WHAT YOU HAVE TO DO :: Would you pull out every line of the material that contains the string "Tilt"?

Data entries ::
--- start ---

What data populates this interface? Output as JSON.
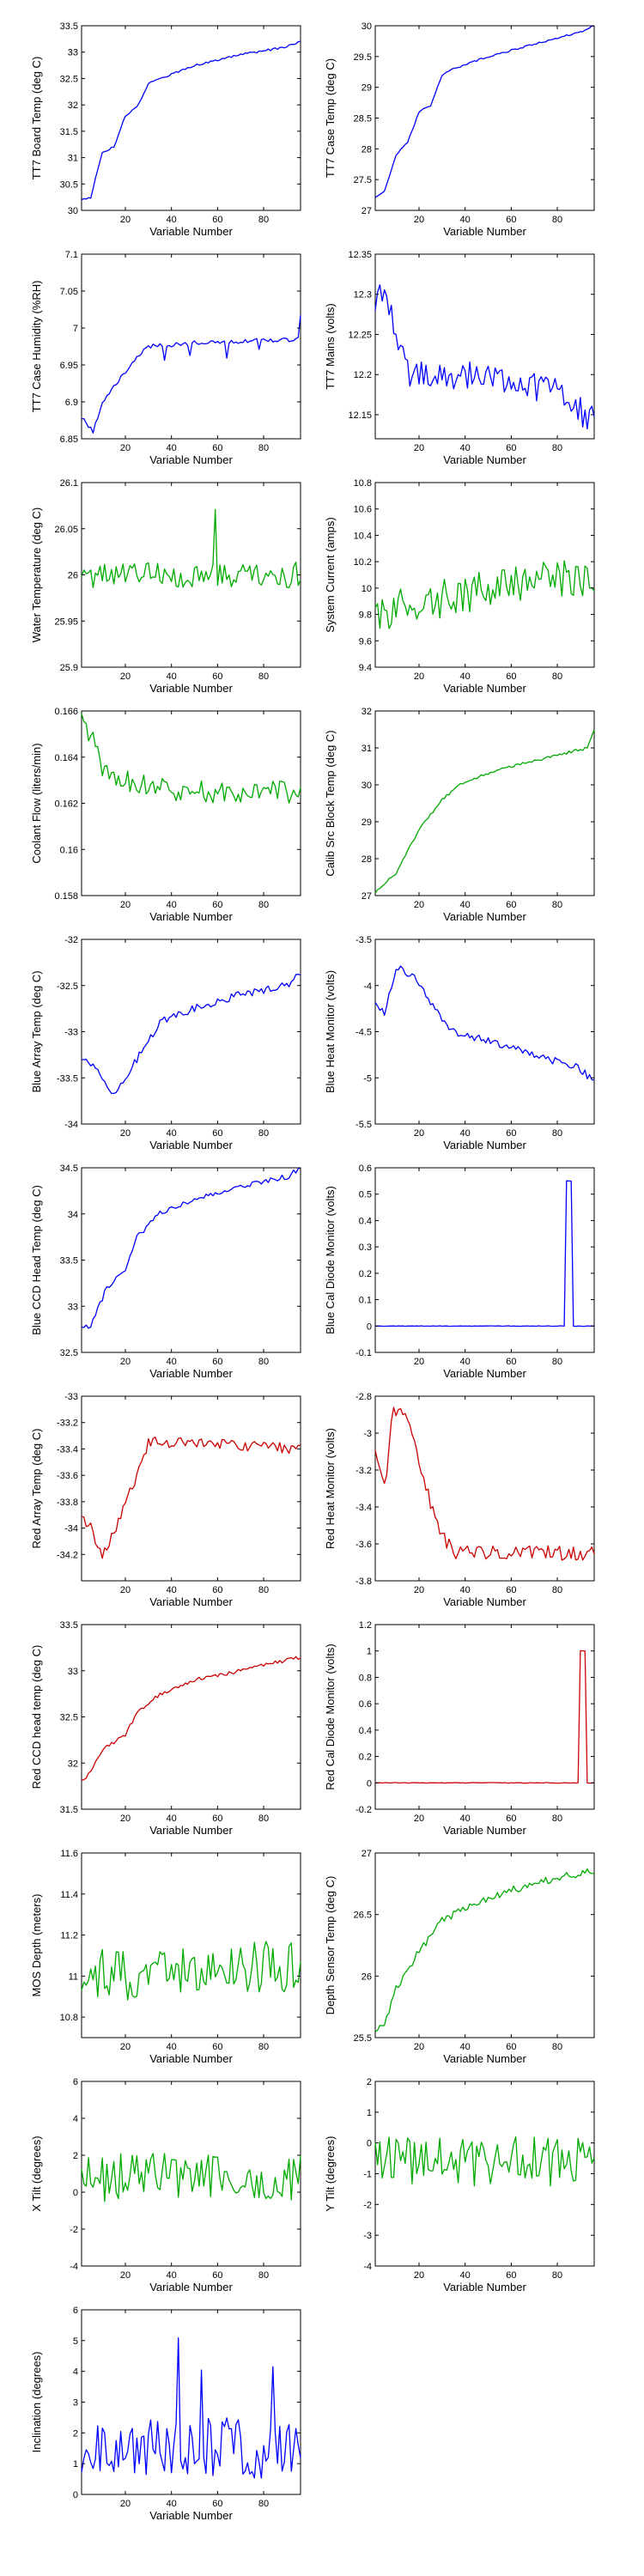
{
  "chart_data": [
    {
      "type": "line",
      "xlabel": "Variable Number",
      "ylabel": "TT7 Board Temp (deg C)",
      "xlim": [
        1,
        96
      ],
      "xticks": [
        20,
        40,
        60,
        80
      ],
      "ylim": [
        30,
        33.5
      ],
      "yticks": [
        30,
        30.5,
        31,
        31.5,
        32,
        32.5,
        33,
        33.5
      ],
      "color": "#0000ff",
      "noise": 0.02,
      "seed": 1,
      "spikes": [],
      "anchors": [
        [
          1,
          30.2
        ],
        [
          5,
          30.25
        ],
        [
          10,
          31.1
        ],
        [
          15,
          31.2
        ],
        [
          20,
          31.8
        ],
        [
          25,
          31.95
        ],
        [
          30,
          32.4
        ],
        [
          35,
          32.5
        ],
        [
          50,
          32.75
        ],
        [
          70,
          32.95
        ],
        [
          90,
          33.1
        ],
        [
          96,
          33.2
        ]
      ]
    },
    {
      "type": "line",
      "xlabel": "Variable Number",
      "ylabel": "TT7 Case Temp (deg C)",
      "xlim": [
        1,
        96
      ],
      "xticks": [
        20,
        40,
        60,
        80
      ],
      "ylim": [
        27,
        30
      ],
      "yticks": [
        27,
        27.5,
        28,
        28.5,
        29,
        29.5,
        30
      ],
      "color": "#0000ff",
      "noise": 0.015,
      "seed": 2,
      "spikes": [],
      "anchors": [
        [
          1,
          27.2
        ],
        [
          5,
          27.3
        ],
        [
          10,
          27.9
        ],
        [
          15,
          28.1
        ],
        [
          20,
          28.6
        ],
        [
          25,
          28.7
        ],
        [
          30,
          29.2
        ],
        [
          35,
          29.3
        ],
        [
          50,
          29.5
        ],
        [
          70,
          29.7
        ],
        [
          90,
          29.9
        ],
        [
          96,
          30
        ]
      ]
    },
    {
      "type": "line",
      "xlabel": "Variable Number",
      "ylabel": "TT7 Case Humidity (%RH)",
      "xlim": [
        1,
        96
      ],
      "xticks": [
        20,
        40,
        60,
        80
      ],
      "ylim": [
        6.85,
        7.1
      ],
      "yticks": [
        6.85,
        6.9,
        6.95,
        7,
        7.05,
        7.1
      ],
      "color": "#0000ff",
      "noise": 0.003,
      "seed": 3,
      "spikes": [
        [
          37,
          -0.02
        ],
        [
          48,
          -0.015
        ],
        [
          64,
          -0.02
        ],
        [
          78,
          -0.015
        ],
        [
          96,
          0.03
        ]
      ],
      "anchors": [
        [
          1,
          6.88
        ],
        [
          6,
          6.86
        ],
        [
          10,
          6.9
        ],
        [
          15,
          6.92
        ],
        [
          20,
          6.94
        ],
        [
          25,
          6.96
        ],
        [
          30,
          6.975
        ],
        [
          50,
          6.98
        ],
        [
          95,
          6.985
        ]
      ]
    },
    {
      "type": "line",
      "xlabel": "Variable Number",
      "ylabel": "TT7 Mains (volts)",
      "xlim": [
        1,
        96
      ],
      "xticks": [
        20,
        40,
        60,
        80
      ],
      "ylim": [
        12.12,
        12.35
      ],
      "yticks": [
        12.15,
        12.2,
        12.25,
        12.3,
        12.35
      ],
      "color": "#0000ff",
      "noise": 0.018,
      "seed": 4,
      "spikes": [],
      "anchors": [
        [
          1,
          12.29
        ],
        [
          5,
          12.3
        ],
        [
          10,
          12.26
        ],
        [
          15,
          12.2
        ],
        [
          25,
          12.2
        ],
        [
          40,
          12.2
        ],
        [
          60,
          12.19
        ],
        [
          80,
          12.18
        ],
        [
          96,
          12.14
        ]
      ]
    },
    {
      "type": "line",
      "xlabel": "Variable Number",
      "ylabel": "Water Temperature (deg C)",
      "xlim": [
        1,
        96
      ],
      "xticks": [
        20,
        40,
        60,
        80
      ],
      "ylim": [
        25.9,
        26.1
      ],
      "yticks": [
        25.9,
        25.95,
        26,
        26.05,
        26.1
      ],
      "color": "#00aa00",
      "noise": 0.014,
      "seed": 5,
      "spikes": [
        [
          59,
          0.06
        ]
      ],
      "anchors": [
        [
          1,
          26
        ],
        [
          96,
          26
        ]
      ]
    },
    {
      "type": "line",
      "xlabel": "Variable Number",
      "ylabel": "System Current (amps)",
      "xlim": [
        1,
        96
      ],
      "xticks": [
        20,
        40,
        60,
        80
      ],
      "ylim": [
        9.4,
        10.8
      ],
      "yticks": [
        9.4,
        9.6,
        9.8,
        10,
        10.2,
        10.4,
        10.6,
        10.8
      ],
      "color": "#00aa00",
      "noise": 0.15,
      "seed": 6,
      "spikes": [],
      "anchors": [
        [
          1,
          9.8
        ],
        [
          50,
          10
        ],
        [
          96,
          10.1
        ]
      ]
    },
    {
      "type": "line",
      "xlabel": "Variable Number",
      "ylabel": "Coolant Flow (liters/min)",
      "xlim": [
        1,
        96
      ],
      "xticks": [
        20,
        40,
        60,
        80
      ],
      "ylim": [
        0.158,
        0.166
      ],
      "yticks": [
        0.158,
        0.16,
        0.162,
        0.164,
        0.166
      ],
      "color": "#00aa00",
      "noise": 0.0005,
      "seed": 7,
      "spikes": [],
      "anchors": [
        [
          1,
          0.1655
        ],
        [
          5,
          0.165
        ],
        [
          10,
          0.1635
        ],
        [
          20,
          0.163
        ],
        [
          40,
          0.1625
        ],
        [
          60,
          0.1625
        ],
        [
          96,
          0.1625
        ]
      ]
    },
    {
      "type": "line",
      "xlabel": "Variable Number",
      "ylabel": "Calib Src Block Temp (deg C)",
      "xlim": [
        1,
        96
      ],
      "xticks": [
        20,
        40,
        60,
        80
      ],
      "ylim": [
        27,
        32
      ],
      "yticks": [
        27,
        28,
        29,
        30,
        31,
        32
      ],
      "color": "#00aa00",
      "noise": 0.04,
      "seed": 8,
      "spikes": [],
      "anchors": [
        [
          1,
          27.1
        ],
        [
          10,
          27.6
        ],
        [
          20,
          28.8
        ],
        [
          30,
          29.6
        ],
        [
          40,
          30.1
        ],
        [
          60,
          30.5
        ],
        [
          80,
          30.8
        ],
        [
          93,
          31
        ],
        [
          96,
          31.5
        ]
      ]
    },
    {
      "type": "line",
      "xlabel": "Variable Number",
      "ylabel": "Blue Array Temp (deg C)",
      "xlim": [
        1,
        96
      ],
      "xticks": [
        20,
        40,
        60,
        80
      ],
      "ylim": [
        -34,
        -32
      ],
      "yticks": [
        -34,
        -33.5,
        -33,
        -32.5,
        -32
      ],
      "color": "#0000ff",
      "noise": 0.04,
      "seed": 9,
      "spikes": [],
      "anchors": [
        [
          1,
          -33.3
        ],
        [
          8,
          -33.4
        ],
        [
          15,
          -33.7
        ],
        [
          25,
          -33.3
        ],
        [
          35,
          -32.9
        ],
        [
          50,
          -32.75
        ],
        [
          70,
          -32.6
        ],
        [
          90,
          -32.5
        ],
        [
          96,
          -32.35
        ]
      ]
    },
    {
      "type": "line",
      "xlabel": "Variable Number",
      "ylabel": "Blue Heat Monitor (volts)",
      "xlim": [
        1,
        96
      ],
      "xticks": [
        20,
        40,
        60,
        80
      ],
      "ylim": [
        -5.5,
        -3.5
      ],
      "yticks": [
        -5.5,
        -5,
        -4.5,
        -4,
        -3.5
      ],
      "color": "#0000ff",
      "noise": 0.04,
      "seed": 10,
      "spikes": [],
      "anchors": [
        [
          1,
          -4.2
        ],
        [
          5,
          -4.3
        ],
        [
          10,
          -3.8
        ],
        [
          18,
          -3.9
        ],
        [
          25,
          -4.2
        ],
        [
          35,
          -4.5
        ],
        [
          50,
          -4.6
        ],
        [
          70,
          -4.75
        ],
        [
          90,
          -4.9
        ],
        [
          96,
          -5.05
        ]
      ]
    },
    {
      "type": "line",
      "xlabel": "Variable Number",
      "ylabel": "Blue CCD Head Temp (deg C)",
      "xlim": [
        1,
        96
      ],
      "xticks": [
        20,
        40,
        60,
        80
      ],
      "ylim": [
        32.5,
        34.5
      ],
      "yticks": [
        32.5,
        33,
        33.5,
        34,
        34.5
      ],
      "color": "#0000ff",
      "noise": 0.03,
      "seed": 11,
      "spikes": [],
      "anchors": [
        [
          1,
          32.75
        ],
        [
          5,
          32.8
        ],
        [
          12,
          33.2
        ],
        [
          20,
          33.4
        ],
        [
          25,
          33.75
        ],
        [
          35,
          34
        ],
        [
          50,
          34.15
        ],
        [
          70,
          34.3
        ],
        [
          90,
          34.4
        ],
        [
          96,
          34.5
        ]
      ]
    },
    {
      "type": "line",
      "xlabel": "Variable Number",
      "ylabel": "Blue Cal Diode Monitor (volts)",
      "xlim": [
        1,
        96
      ],
      "xticks": [
        20,
        40,
        60,
        80
      ],
      "ylim": [
        -0.1,
        0.6
      ],
      "yticks": [
        -0.1,
        0,
        0.1,
        0.2,
        0.3,
        0.4,
        0.5,
        0.6
      ],
      "color": "#0000ff",
      "noise": 0.001,
      "seed": 12,
      "spikes": [],
      "anchors": [
        [
          1,
          0
        ],
        [
          83,
          0
        ],
        [
          84,
          0.55
        ],
        [
          86,
          0.55
        ],
        [
          87,
          0
        ],
        [
          96,
          0
        ]
      ]
    },
    {
      "type": "line",
      "xlabel": "Variable Number",
      "ylabel": "Red Array Temp (deg C)",
      "xlim": [
        1,
        96
      ],
      "xticks": [
        20,
        40,
        60,
        80
      ],
      "ylim": [
        -34.4,
        -33
      ],
      "yticks": [
        -34.2,
        -34,
        -33.8,
        -33.6,
        -33.4,
        -33.2,
        -33
      ],
      "color": "#cc0000",
      "noise": 0.04,
      "seed": 13,
      "spikes": [],
      "anchors": [
        [
          1,
          -33.9
        ],
        [
          5,
          -34
        ],
        [
          10,
          -34.2
        ],
        [
          15,
          -34.05
        ],
        [
          20,
          -33.8
        ],
        [
          25,
          -33.6
        ],
        [
          30,
          -33.35
        ],
        [
          45,
          -33.35
        ],
        [
          96,
          -33.4
        ]
      ]
    },
    {
      "type": "line",
      "xlabel": "Variable Number",
      "ylabel": "Red Heat Monitor (volts)",
      "xlim": [
        1,
        96
      ],
      "xticks": [
        20,
        40,
        60,
        80
      ],
      "ylim": [
        -3.8,
        -2.8
      ],
      "yticks": [
        -3.8,
        -3.6,
        -3.4,
        -3.2,
        -3,
        -2.8
      ],
      "color": "#cc0000",
      "noise": 0.04,
      "seed": 14,
      "spikes": [],
      "anchors": [
        [
          1,
          -3.1
        ],
        [
          5,
          -3.3
        ],
        [
          9,
          -2.85
        ],
        [
          15,
          -2.95
        ],
        [
          20,
          -3.15
        ],
        [
          28,
          -3.5
        ],
        [
          35,
          -3.65
        ],
        [
          50,
          -3.65
        ],
        [
          96,
          -3.65
        ]
      ]
    },
    {
      "type": "line",
      "xlabel": "Variable Number",
      "ylabel": "Red CCD head temp (deg C)",
      "xlim": [
        1,
        96
      ],
      "xticks": [
        20,
        40,
        60,
        80
      ],
      "ylim": [
        31.5,
        33.5
      ],
      "yticks": [
        31.5,
        32,
        32.5,
        33,
        33.5
      ],
      "color": "#cc0000",
      "noise": 0.02,
      "seed": 15,
      "spikes": [],
      "anchors": [
        [
          1,
          31.8
        ],
        [
          5,
          31.9
        ],
        [
          10,
          32.15
        ],
        [
          20,
          32.3
        ],
        [
          25,
          32.55
        ],
        [
          35,
          32.75
        ],
        [
          50,
          32.9
        ],
        [
          70,
          33
        ],
        [
          96,
          33.15
        ]
      ]
    },
    {
      "type": "line",
      "xlabel": "Variable Number",
      "ylabel": "Red Cal Diode Monitor (volts)",
      "xlim": [
        1,
        96
      ],
      "xticks": [
        20,
        40,
        60,
        80
      ],
      "ylim": [
        -0.2,
        1.2
      ],
      "yticks": [
        -0.2,
        0,
        0.2,
        0.4,
        0.6,
        0.8,
        1,
        1.2
      ],
      "color": "#cc0000",
      "noise": 0.002,
      "seed": 16,
      "spikes": [],
      "anchors": [
        [
          1,
          0
        ],
        [
          89,
          0
        ],
        [
          90,
          1
        ],
        [
          92,
          1
        ],
        [
          93,
          0
        ],
        [
          96,
          0
        ]
      ]
    },
    {
      "type": "line",
      "xlabel": "Variable Number",
      "ylabel": "MOS Depth (meters)",
      "xlim": [
        1,
        96
      ],
      "xticks": [
        20,
        40,
        60,
        80
      ],
      "ylim": [
        10.7,
        11.6
      ],
      "yticks": [
        10.8,
        11,
        11.2,
        11.4,
        11.6
      ],
      "color": "#00aa00",
      "noise": 0.13,
      "seed": 17,
      "spikes": [],
      "anchors": [
        [
          1,
          11
        ],
        [
          96,
          11.05
        ]
      ]
    },
    {
      "type": "line",
      "xlabel": "Variable Number",
      "ylabel": "Depth Sensor Temp (deg C)",
      "xlim": [
        1,
        96
      ],
      "xticks": [
        20,
        40,
        60,
        80
      ],
      "ylim": [
        25.5,
        27
      ],
      "yticks": [
        25.5,
        26,
        26.5,
        27
      ],
      "color": "#00aa00",
      "noise": 0.03,
      "seed": 18,
      "spikes": [],
      "anchors": [
        [
          1,
          25.55
        ],
        [
          5,
          25.6
        ],
        [
          10,
          25.9
        ],
        [
          20,
          26.2
        ],
        [
          30,
          26.45
        ],
        [
          45,
          26.6
        ],
        [
          60,
          26.7
        ],
        [
          80,
          26.8
        ],
        [
          96,
          26.85
        ]
      ]
    },
    {
      "type": "line",
      "xlabel": "Variable Number",
      "ylabel": "X Tilt (degrees)",
      "xlim": [
        1,
        96
      ],
      "xticks": [
        20,
        40,
        60,
        80
      ],
      "ylim": [
        -4,
        6
      ],
      "yticks": [
        -4,
        -2,
        0,
        2,
        4,
        6
      ],
      "color": "#00aa00",
      "noise": 1.3,
      "seed": 19,
      "spikes": [],
      "anchors": [
        [
          1,
          0.8
        ],
        [
          96,
          0.8
        ]
      ]
    },
    {
      "type": "line",
      "xlabel": "Variable Number",
      "ylabel": "Y Tilt (degrees)",
      "xlim": [
        1,
        96
      ],
      "xticks": [
        20,
        40,
        60,
        80
      ],
      "ylim": [
        -4,
        2
      ],
      "yticks": [
        -4,
        -3,
        -2,
        -1,
        0,
        1,
        2
      ],
      "color": "#00aa00",
      "noise": 0.8,
      "seed": 20,
      "spikes": [],
      "anchors": [
        [
          1,
          -0.6
        ],
        [
          96,
          -0.6
        ]
      ]
    },
    {
      "type": "line",
      "xlabel": "Variable Number",
      "ylabel": "Inclination (degrees)",
      "xlim": [
        1,
        96
      ],
      "xticks": [
        20,
        40,
        60,
        80
      ],
      "ylim": [
        0,
        6
      ],
      "yticks": [
        0,
        1,
        2,
        3,
        4,
        5,
        6
      ],
      "color": "#0000ff",
      "noise": 1.0,
      "seed": 21,
      "spikes": [
        [
          43,
          3.5
        ],
        [
          53,
          3.2
        ],
        [
          84,
          2.5
        ]
      ],
      "anchors": [
        [
          1,
          1.5
        ],
        [
          96,
          1.5
        ]
      ]
    }
  ]
}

--- end ---

PROBLEM SOLUTION ::
      "ylabel": "X Tilt (degrees)",
      "ylabel": "Y Tilt (degrees)",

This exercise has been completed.